▶ _INSTRUCTIONS TO FOLLOW_
Copy each line containing the word "true" from the records that follow, please.

▶ _EXTRACTED MATERIAL_
***
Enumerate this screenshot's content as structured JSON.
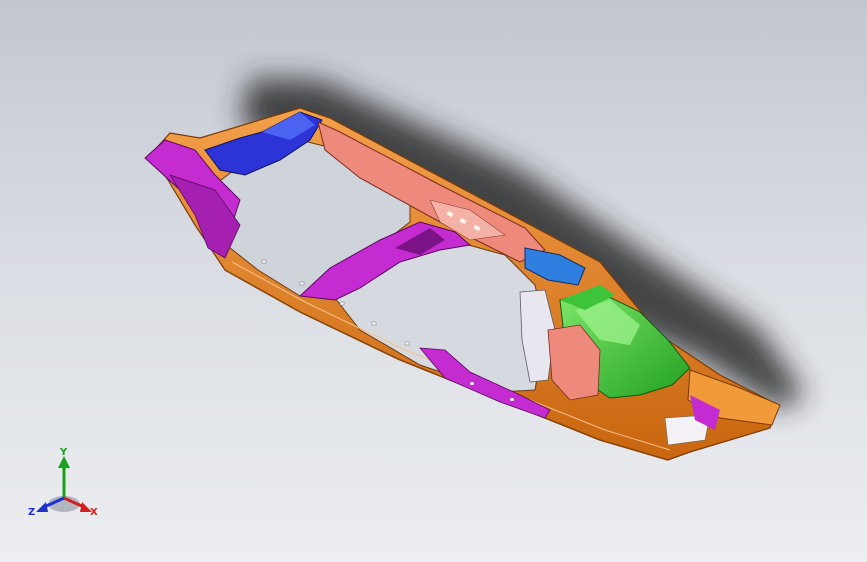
{
  "viewport": {
    "background_top": "#c2c7d0",
    "background_bottom": "#eceef1"
  },
  "model": {
    "part_colors": {
      "frame": "#e8821e",
      "left_panel": "#c42bd0",
      "top_left_block": "#2c34d8",
      "top_beam": "#ee8a7c",
      "blue_bracket": "#2f7fe0",
      "right_module": "#3ec43a",
      "shadow": "#2a2a2a"
    }
  },
  "triad": {
    "y_label": "Y",
    "z_label": "Z",
    "x_label": "X",
    "y_color": "#1aa01a",
    "x_color": "#d22020",
    "z_color": "#2030d0"
  }
}
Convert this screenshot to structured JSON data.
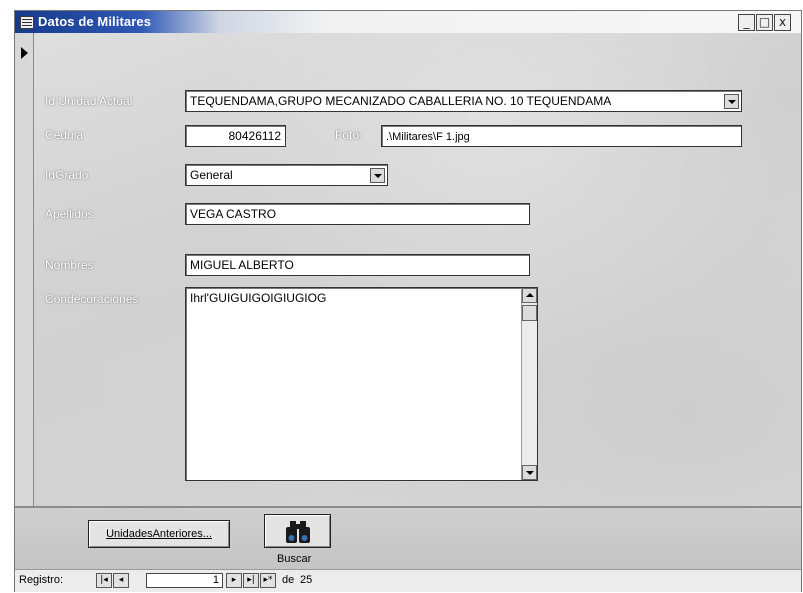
{
  "window": {
    "title": "Datos de Militares",
    "controls": {
      "minimize": "_",
      "maximize": "□",
      "close": "x"
    }
  },
  "form": {
    "id_unidad": {
      "label": "Id Unidad Actual",
      "value": "TEQUENDAMA,GRUPO MECANIZADO CABALLERIA NO. 10 TEQUENDAMA"
    },
    "cedula": {
      "label": "Cedula",
      "value": "80426112"
    },
    "foto": {
      "label": "Foto:",
      "value": ".\\Militares\\F 1.jpg"
    },
    "idgrado": {
      "label": "IdGrado",
      "value": "General"
    },
    "apellidos": {
      "label": "Apellidos",
      "value": "VEGA CASTRO"
    },
    "nombres": {
      "label": "Nombres",
      "value": "MIGUEL ALBERTO"
    },
    "condecoraciones": {
      "label": "Condecoraciones",
      "value": "Ihrl'GUIGUIGOIGIUGIOG"
    }
  },
  "footer": {
    "unidades_button": "UnidadesAnteriores...",
    "buscar_label": "Buscar",
    "binoculars_icon": "binoculars-icon"
  },
  "navigation": {
    "label": "Registro:",
    "current": "1",
    "of_label": "de",
    "total": "25",
    "buttons": {
      "first": "|◂",
      "prev": "◂",
      "next": "▸",
      "last": "▸|",
      "new": "▸*"
    }
  }
}
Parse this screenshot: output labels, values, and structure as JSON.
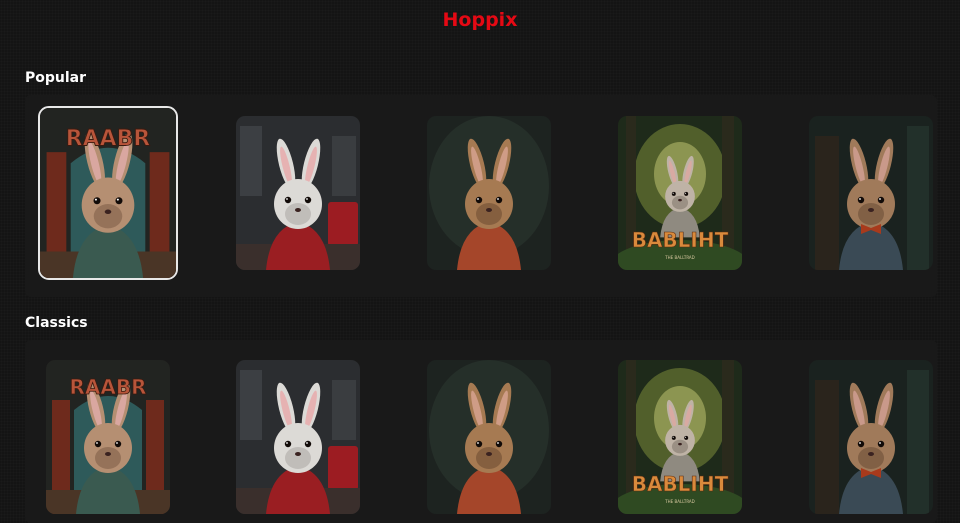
{
  "app": {
    "title": "Hoppix",
    "brand_color": "#e50914"
  },
  "rows": [
    {
      "title": "Popular",
      "items": [
        {
          "poster_style": "theater",
          "poster_text": "RAABR",
          "selected": true
        },
        {
          "poster_style": "red-shirt",
          "poster_text": "",
          "selected": false
        },
        {
          "poster_style": "portrait-brown",
          "poster_text": "",
          "selected": false
        },
        {
          "poster_style": "forest",
          "poster_text": "BABLIHT",
          "poster_subtext": "THE BALLTRAD",
          "selected": false
        },
        {
          "poster_style": "bowtie",
          "poster_text": "",
          "selected": false
        }
      ]
    },
    {
      "title": "Classics",
      "items": [
        {
          "poster_style": "theater",
          "poster_text": "RAABR",
          "selected": false
        },
        {
          "poster_style": "red-shirt",
          "poster_text": "",
          "selected": false
        },
        {
          "poster_style": "portrait-brown",
          "poster_text": "",
          "selected": false
        },
        {
          "poster_style": "forest",
          "poster_text": "BABLIHT",
          "poster_subtext": "THE BALLTRAD",
          "selected": false
        },
        {
          "poster_style": "bowtie",
          "poster_text": "",
          "selected": false
        }
      ]
    }
  ]
}
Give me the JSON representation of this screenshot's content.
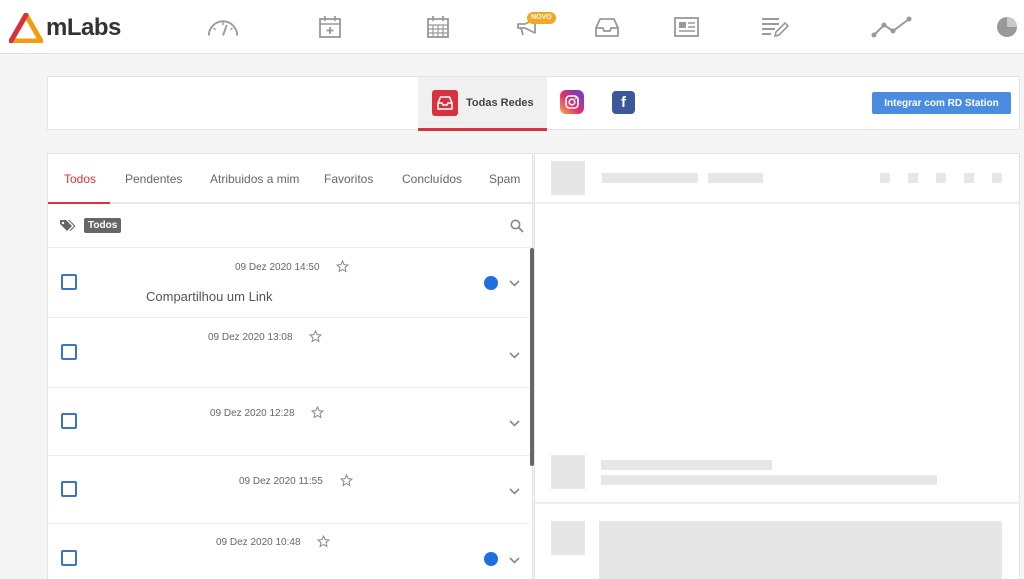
{
  "app": {
    "brand": "mLabs",
    "colors": {
      "accent": "#d8323c",
      "logo_orange": "#f39c12",
      "primary_blue": "#4a8de0",
      "badge": "#f5a623"
    }
  },
  "topnav": {
    "icons": [
      "dashboard-gauge-icon",
      "calendar-add-icon",
      "calendar-grid-icon",
      "megaphone-icon",
      "inbox-icon",
      "newspaper-icon",
      "notes-edit-icon",
      "line-chart-icon",
      "pie-chart-icon"
    ],
    "novo_badge": "NOVO"
  },
  "networks": {
    "all_label": "Todas Redes",
    "integrate_button": "Integrar com RD Station"
  },
  "inbox": {
    "tabs": [
      {
        "label": "Todos",
        "active": true
      },
      {
        "label": "Pendentes",
        "active": false
      },
      {
        "label": "Atribuidos a mim",
        "active": false
      },
      {
        "label": "Favoritos",
        "active": false
      },
      {
        "label": "Concluídos",
        "active": false
      },
      {
        "label": "Spam",
        "active": false
      }
    ],
    "filter_chip": "Todos",
    "items": [
      {
        "timestamp": "09 Dez 2020 14:50",
        "text": "Compartilhou um Link",
        "unread": true
      },
      {
        "timestamp": "09 Dez 2020 13:08",
        "text": "",
        "unread": false
      },
      {
        "timestamp": "09 Dez 2020 12:28",
        "text": "",
        "unread": false
      },
      {
        "timestamp": "09 Dez 2020 11:55",
        "text": "",
        "unread": false
      },
      {
        "timestamp": "09 Dez 2020 10:48",
        "text": "",
        "unread": true
      }
    ]
  }
}
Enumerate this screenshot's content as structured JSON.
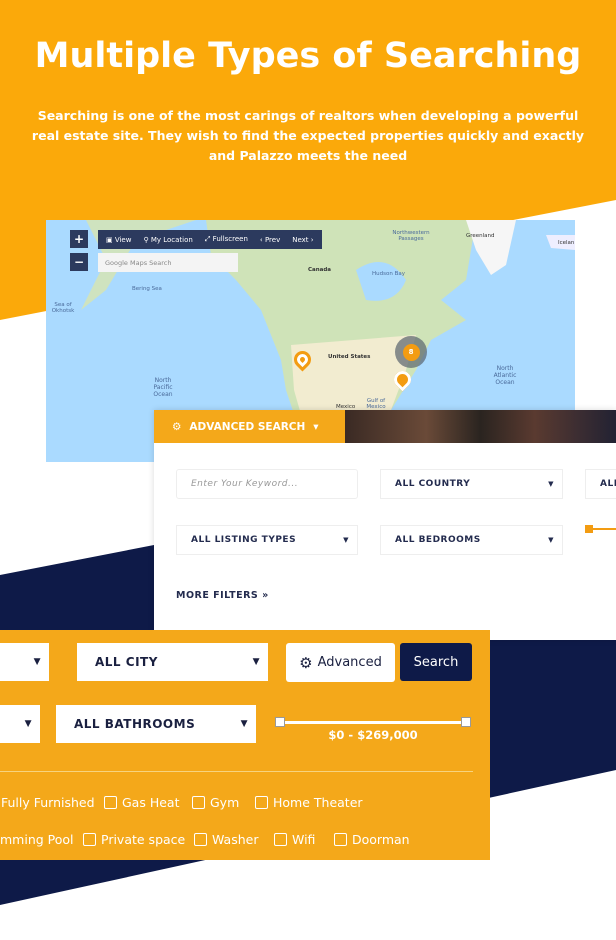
{
  "header": {
    "title": "Multiple Types of Searching",
    "subtitle": "Searching is one of the most carings of realtors when developing a powerful real estate site. They wish to find the expected properties quickly and exactly and Palazzo meets the need"
  },
  "colors": {
    "orange": "#f4a81a",
    "navy": "#0e1a48",
    "header_orange": "#fba90a"
  },
  "map": {
    "zoom_in": "+",
    "zoom_out": "−",
    "toolbar": [
      "View",
      "My Location",
      "Fullscreen",
      "Prev",
      "Next"
    ],
    "search_placeholder": "Google Maps Search",
    "labels": {
      "greenland": "Greenland",
      "iceland": "Icelan",
      "canada": "Canada",
      "us": "United States",
      "mexico": "Mexico",
      "hudson": "Hudson Bay",
      "bering": "Bering Sea",
      "okhotsk": "Sea of Okhotsk",
      "npacific": "North Pacific Ocean",
      "natlantic": "North Atlantic Ocean",
      "gulf": "Gulf of Mexico",
      "nw": "Northwestern Passages"
    },
    "cluster_count": "8"
  },
  "advanced": {
    "title": "ADVANCED SEARCH",
    "keyword_placeholder": "Enter Your Keyword...",
    "country": "ALL COUNTRY",
    "third": "ALL",
    "listing_types": "ALL LISTING TYPES",
    "bedrooms": "ALL BEDROOMS",
    "more_filters": "MORE FILTERS"
  },
  "bottom": {
    "city": "ALL CITY",
    "advanced_btn": "Advanced",
    "search_btn": "Search",
    "bathrooms": "ALL BATHROOMS",
    "price_range": "$0 - $269,000",
    "price_min": 0,
    "price_max": 269000,
    "amenities_row1": [
      "Fully Furnished",
      "Gas Heat",
      "Gym",
      "Home Theater"
    ],
    "amenities_row2": [
      "mming Pool",
      "Private space",
      "Washer",
      "Wifi",
      "Doorman"
    ]
  }
}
***
▶ _SOLVED PROBLEM_
          "selected": true
        "active": true
        "unread": true
        "unread": true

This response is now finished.